Exercise details:
Pull each line containing "image" out of the listing below.

Recorded data:
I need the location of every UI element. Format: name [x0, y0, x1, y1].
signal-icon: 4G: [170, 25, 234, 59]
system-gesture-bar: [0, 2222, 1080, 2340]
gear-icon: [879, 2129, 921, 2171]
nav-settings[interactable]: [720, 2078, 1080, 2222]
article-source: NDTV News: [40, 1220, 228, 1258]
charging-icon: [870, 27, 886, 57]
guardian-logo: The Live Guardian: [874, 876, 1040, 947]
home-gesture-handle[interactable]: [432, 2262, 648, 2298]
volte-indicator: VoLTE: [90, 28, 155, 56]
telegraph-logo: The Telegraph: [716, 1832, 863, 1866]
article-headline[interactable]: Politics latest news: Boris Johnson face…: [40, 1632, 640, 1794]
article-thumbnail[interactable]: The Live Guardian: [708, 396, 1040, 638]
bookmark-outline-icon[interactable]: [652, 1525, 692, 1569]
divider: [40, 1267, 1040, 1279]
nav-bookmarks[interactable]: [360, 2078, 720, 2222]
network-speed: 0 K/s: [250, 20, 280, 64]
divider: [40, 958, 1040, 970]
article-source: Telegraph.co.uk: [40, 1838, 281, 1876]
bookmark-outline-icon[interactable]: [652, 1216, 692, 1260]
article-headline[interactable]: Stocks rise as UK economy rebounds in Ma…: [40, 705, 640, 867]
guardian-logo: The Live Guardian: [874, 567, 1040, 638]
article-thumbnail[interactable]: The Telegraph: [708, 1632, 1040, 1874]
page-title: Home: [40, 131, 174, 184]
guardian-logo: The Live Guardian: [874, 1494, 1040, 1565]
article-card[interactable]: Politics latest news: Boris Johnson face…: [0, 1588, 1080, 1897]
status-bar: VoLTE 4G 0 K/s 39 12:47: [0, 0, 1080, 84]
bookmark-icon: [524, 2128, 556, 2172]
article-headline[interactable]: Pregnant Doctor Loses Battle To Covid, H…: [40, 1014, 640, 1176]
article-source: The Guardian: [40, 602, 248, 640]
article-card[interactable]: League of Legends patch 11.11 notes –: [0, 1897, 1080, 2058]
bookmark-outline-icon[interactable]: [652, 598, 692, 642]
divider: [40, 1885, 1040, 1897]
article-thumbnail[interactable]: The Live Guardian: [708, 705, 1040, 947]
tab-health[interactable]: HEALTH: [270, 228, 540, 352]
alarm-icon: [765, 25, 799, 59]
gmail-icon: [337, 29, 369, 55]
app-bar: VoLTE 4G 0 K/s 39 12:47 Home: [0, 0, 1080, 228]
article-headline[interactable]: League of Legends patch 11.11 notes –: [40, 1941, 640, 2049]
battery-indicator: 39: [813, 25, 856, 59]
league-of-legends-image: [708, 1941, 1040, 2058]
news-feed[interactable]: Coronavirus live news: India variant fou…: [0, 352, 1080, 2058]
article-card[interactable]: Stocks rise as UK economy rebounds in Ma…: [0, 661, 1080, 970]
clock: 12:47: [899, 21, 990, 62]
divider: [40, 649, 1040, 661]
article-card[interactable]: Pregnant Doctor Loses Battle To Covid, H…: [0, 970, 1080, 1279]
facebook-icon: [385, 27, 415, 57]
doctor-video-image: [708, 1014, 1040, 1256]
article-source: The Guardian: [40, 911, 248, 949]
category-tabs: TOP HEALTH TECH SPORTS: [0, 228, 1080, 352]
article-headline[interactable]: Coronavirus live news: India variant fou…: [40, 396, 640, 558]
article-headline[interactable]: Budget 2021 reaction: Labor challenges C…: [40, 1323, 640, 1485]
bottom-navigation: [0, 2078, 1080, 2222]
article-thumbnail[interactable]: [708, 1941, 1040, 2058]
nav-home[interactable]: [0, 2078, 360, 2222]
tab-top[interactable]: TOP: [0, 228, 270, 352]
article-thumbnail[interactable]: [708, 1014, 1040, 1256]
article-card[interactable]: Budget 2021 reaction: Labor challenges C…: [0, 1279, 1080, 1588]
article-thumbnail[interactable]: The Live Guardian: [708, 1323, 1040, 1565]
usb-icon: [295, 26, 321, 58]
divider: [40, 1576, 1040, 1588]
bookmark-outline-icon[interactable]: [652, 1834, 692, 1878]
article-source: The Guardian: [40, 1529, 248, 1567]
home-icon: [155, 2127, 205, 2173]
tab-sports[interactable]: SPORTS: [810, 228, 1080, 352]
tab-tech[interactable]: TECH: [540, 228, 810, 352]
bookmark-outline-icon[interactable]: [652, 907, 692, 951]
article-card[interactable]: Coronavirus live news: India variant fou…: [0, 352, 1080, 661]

Exercise answer:
league-of-legends-image: [708, 1941, 1040, 2058]
doctor-video-image: [708, 1014, 1040, 1256]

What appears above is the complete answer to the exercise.